**What is expected**
Copy each line below without leaving any out.

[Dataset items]
____

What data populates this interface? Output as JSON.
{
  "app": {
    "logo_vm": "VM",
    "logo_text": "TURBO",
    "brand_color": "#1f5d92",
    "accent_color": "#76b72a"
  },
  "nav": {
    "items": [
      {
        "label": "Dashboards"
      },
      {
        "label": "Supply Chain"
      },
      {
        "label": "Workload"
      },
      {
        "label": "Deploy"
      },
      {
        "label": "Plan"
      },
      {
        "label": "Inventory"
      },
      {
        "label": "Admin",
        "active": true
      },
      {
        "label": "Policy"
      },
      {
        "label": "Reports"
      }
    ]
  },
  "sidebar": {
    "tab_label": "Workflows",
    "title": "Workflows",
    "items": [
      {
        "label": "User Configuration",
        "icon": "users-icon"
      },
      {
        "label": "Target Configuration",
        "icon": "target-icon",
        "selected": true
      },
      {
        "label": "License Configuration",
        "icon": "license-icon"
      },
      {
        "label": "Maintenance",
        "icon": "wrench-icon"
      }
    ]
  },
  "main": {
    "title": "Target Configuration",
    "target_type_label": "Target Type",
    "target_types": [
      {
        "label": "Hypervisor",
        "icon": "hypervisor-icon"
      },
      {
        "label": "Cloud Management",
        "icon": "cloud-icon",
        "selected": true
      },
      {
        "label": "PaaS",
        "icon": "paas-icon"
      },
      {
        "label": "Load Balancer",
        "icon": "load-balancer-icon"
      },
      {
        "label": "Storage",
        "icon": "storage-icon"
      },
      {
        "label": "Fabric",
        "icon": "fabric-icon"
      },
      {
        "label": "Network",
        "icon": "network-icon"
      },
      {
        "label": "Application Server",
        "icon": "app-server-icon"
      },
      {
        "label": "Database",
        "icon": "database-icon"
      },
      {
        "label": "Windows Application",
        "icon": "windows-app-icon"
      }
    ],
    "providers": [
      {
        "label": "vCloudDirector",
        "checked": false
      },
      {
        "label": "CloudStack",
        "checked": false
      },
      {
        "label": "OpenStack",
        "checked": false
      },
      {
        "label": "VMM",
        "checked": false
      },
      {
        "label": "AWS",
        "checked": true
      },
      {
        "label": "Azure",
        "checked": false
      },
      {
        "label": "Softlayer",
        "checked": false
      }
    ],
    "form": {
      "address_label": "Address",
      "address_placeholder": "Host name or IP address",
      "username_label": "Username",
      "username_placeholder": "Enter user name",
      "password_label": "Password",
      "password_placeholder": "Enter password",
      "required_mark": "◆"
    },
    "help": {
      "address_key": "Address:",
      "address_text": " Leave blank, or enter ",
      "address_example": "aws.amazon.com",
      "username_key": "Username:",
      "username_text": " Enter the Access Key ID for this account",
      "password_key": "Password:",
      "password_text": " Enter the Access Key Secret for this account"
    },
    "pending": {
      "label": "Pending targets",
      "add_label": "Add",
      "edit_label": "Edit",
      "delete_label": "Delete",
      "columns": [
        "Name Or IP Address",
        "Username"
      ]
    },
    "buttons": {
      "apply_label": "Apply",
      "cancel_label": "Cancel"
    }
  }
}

____

**Reply**
What data populates this interface? Output as JSON.
{
  "app": {
    "logo_vm": "VM",
    "logo_text": "TURBO",
    "brand_color": "#1f5d92",
    "accent_color": "#76b72a"
  },
  "nav": {
    "items": [
      {
        "label": "Dashboards"
      },
      {
        "label": "Supply Chain"
      },
      {
        "label": "Workload"
      },
      {
        "label": "Deploy"
      },
      {
        "label": "Plan"
      },
      {
        "label": "Inventory"
      },
      {
        "label": "Admin",
        "active": true
      },
      {
        "label": "Policy"
      },
      {
        "label": "Reports"
      }
    ]
  },
  "sidebar": {
    "tab_label": "Workflows",
    "title": "Workflows",
    "items": [
      {
        "label": "User Configuration",
        "icon": "users-icon"
      },
      {
        "label": "Target Configuration",
        "icon": "target-icon",
        "selected": true
      },
      {
        "label": "License Configuration",
        "icon": "license-icon"
      },
      {
        "label": "Maintenance",
        "icon": "wrench-icon"
      }
    ]
  },
  "main": {
    "title": "Target Configuration",
    "target_type_label": "Target Type",
    "target_types": [
      {
        "label": "Hypervisor",
        "icon": "hypervisor-icon"
      },
      {
        "label": "Cloud Management",
        "icon": "cloud-icon",
        "selected": true
      },
      {
        "label": "PaaS",
        "icon": "paas-icon"
      },
      {
        "label": "Load Balancer",
        "icon": "load-balancer-icon"
      },
      {
        "label": "Storage",
        "icon": "storage-icon"
      },
      {
        "label": "Fabric",
        "icon": "fabric-icon"
      },
      {
        "label": "Network",
        "icon": "network-icon"
      },
      {
        "label": "Application Server",
        "icon": "app-server-icon"
      },
      {
        "label": "Database",
        "icon": "database-icon"
      },
      {
        "label": "Windows Application",
        "icon": "windows-app-icon"
      }
    ],
    "providers": [
      {
        "label": "vCloudDirector",
        "checked": false
      },
      {
        "label": "CloudStack",
        "checked": false
      },
      {
        "label": "OpenStack",
        "checked": false
      },
      {
        "label": "VMM",
        "checked": false
      },
      {
        "label": "AWS",
        "checked": true
      },
      {
        "label": "Azure",
        "checked": false
      },
      {
        "label": "Softlayer",
        "checked": false
      }
    ],
    "form": {
      "address_label": "Address",
      "address_placeholder": "Host name or IP address",
      "username_label": "Username",
      "username_placeholder": "Enter user name",
      "password_label": "Password",
      "password_placeholder": "Enter password",
      "required_mark": "◆"
    },
    "help": {
      "address_key": "Address:",
      "address_text": " Leave blank, or enter ",
      "address_example": "aws.amazon.com",
      "username_key": "Username:",
      "username_text": " Enter the Access Key ID for this account",
      "password_key": "Password:",
      "password_text": " Enter the Access Key Secret for this account"
    },
    "pending": {
      "label": "Pending targets",
      "add_label": "Add",
      "edit_label": "Edit",
      "delete_label": "Delete",
      "columns": [
        "Name Or IP Address",
        "Username"
      ]
    },
    "buttons": {
      "apply_label": "Apply",
      "cancel_label": "Cancel"
    }
  }
}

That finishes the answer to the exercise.